Saved entries:

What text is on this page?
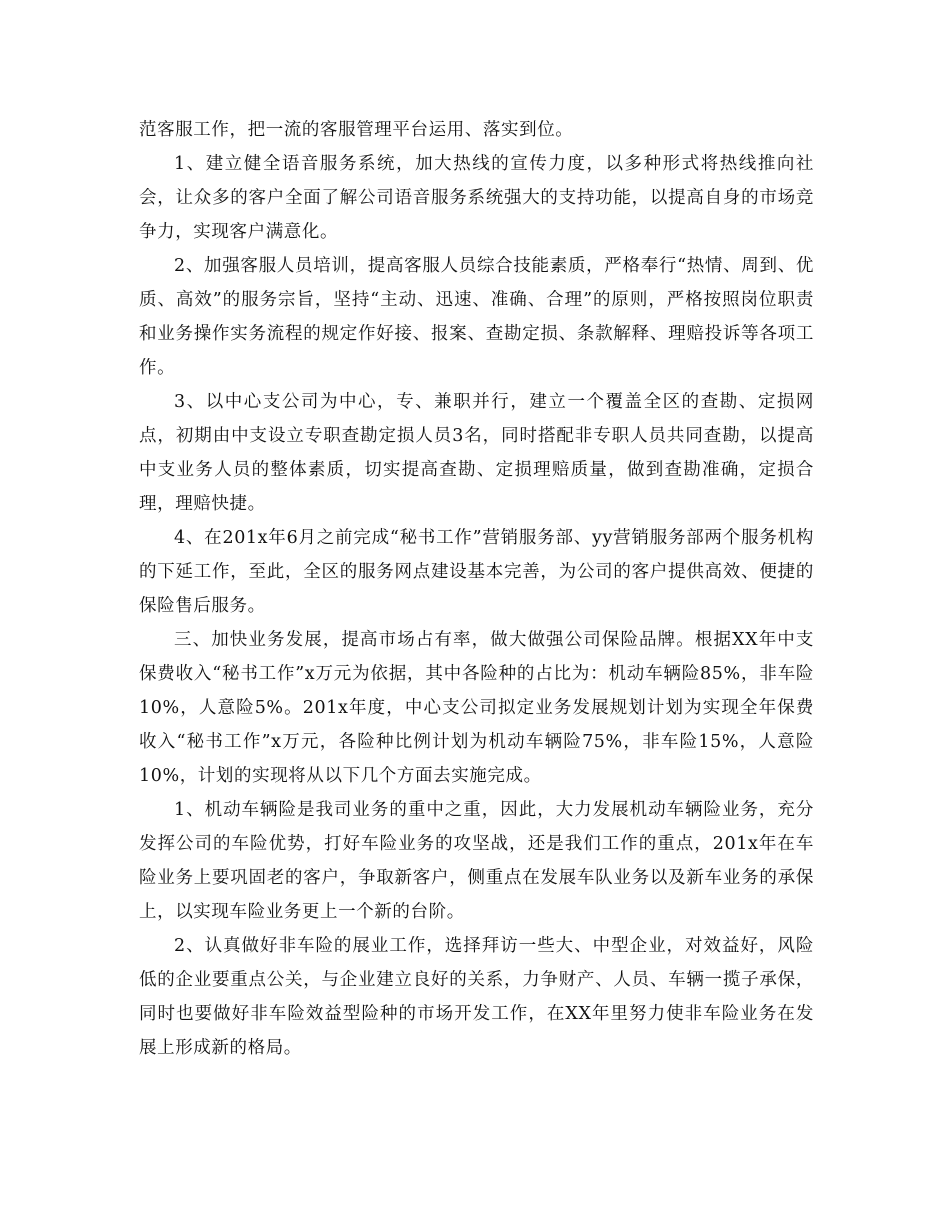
范客服工作，把一流的客服管理平台运用、落实到位。

1、建立健全语音服务系统，加大热线的宣传力度，以多种形式将热线推向社会，让众多的客户全面了解公司语音服务系统强大的支持功能，以提高自身的市场竞争力，实现客户满意化。

2、加强客服人员培训，提高客服人员综合技能素质，严格奉行“热情、周到、优质、高效”的服务宗旨，坚持“主动、迅速、准确、合理”的原则，严格按照岗位职责和业务操作实务流程的规定作好接、报案、查勘定损、条款解释、理赔投诉等各项工作。

3、以中心支公司为中心，专、兼职并行，建立一个覆盖全区的查勘、定损网点，初期由中支设立专职查勘定损人员3名，同时搭配非专职人员共同查勘，以提高中支业务人员的整体素质，切实提高查勘、定损理赔质量，做到查勘准确，定损合理，理赔快捷。

4、在201x年6月之前完成“秘书工作”营销服务部、yy营销服务部两个服务机构的下延工作，至此，全区的服务网点建设基本完善，为公司的客户提供高效、便捷的保险售后服务。

三、加快业务发展，提高市场占有率，做大做强公司保险品牌。根据XX年中支保费收入“秘书工作”x万元为依据，其中各险种的占比为：机动车辆险85%，非车险10%，人意险5%。201x年度，中心支公司拟定业务发展规划计划为实现全年保费收入“秘书工作”x万元，各险种比例计划为机动车辆险75%，非车险15%，人意险10%，计划的实现将从以下几个方面去实施完成。

1、机动车辆险是我司业务的重中之重，因此，大力发展机动车辆险业务，充分发挥公司的车险优势，打好车险业务的攻坚战，还是我们工作的重点，201x年在车险业务上要巩固老的客户，争取新客户，侧重点在发展车队业务以及新车业务的承保上，以实现车险业务更上一个新的台阶。

2、认真做好非车险的展业工作，选择拜访一些大、中型企业，对效益好，风险低的企业要重点公关，与企业建立良好的关系，力争财产、人员、车辆一揽子承保，同时也要做好非车险效益型险种的市场开发工作，在XX年里努力使非车险业务在发展上形成新的格局。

What to produce: Gather every line from the listing above in which the word "秘书工作" appears.

Problem solution:
4、在201x年6月之前完成“秘书工作”营销服务部、yy营销服务部两个服务机构的下延工作，至此，全区的服务网点建设基本完善，为公司的客户提供高效、便捷的保险售后服务。
三、加快业务发展，提高市场占有率，做大做强公司保险品牌。根据XX年中支保费收入“秘书工作”x万元为依据，其中各险种的占比为：机动车辆险85%，非车险10%，人意险5%。201x年度，中心支公司拟定业务发展规划计划为实现全年保费收入“秘书工作”x万元，各险种比例计划为机动车辆险75%，非车险15%，人意险10%，计划的实现将从以下几个方面去实施完成。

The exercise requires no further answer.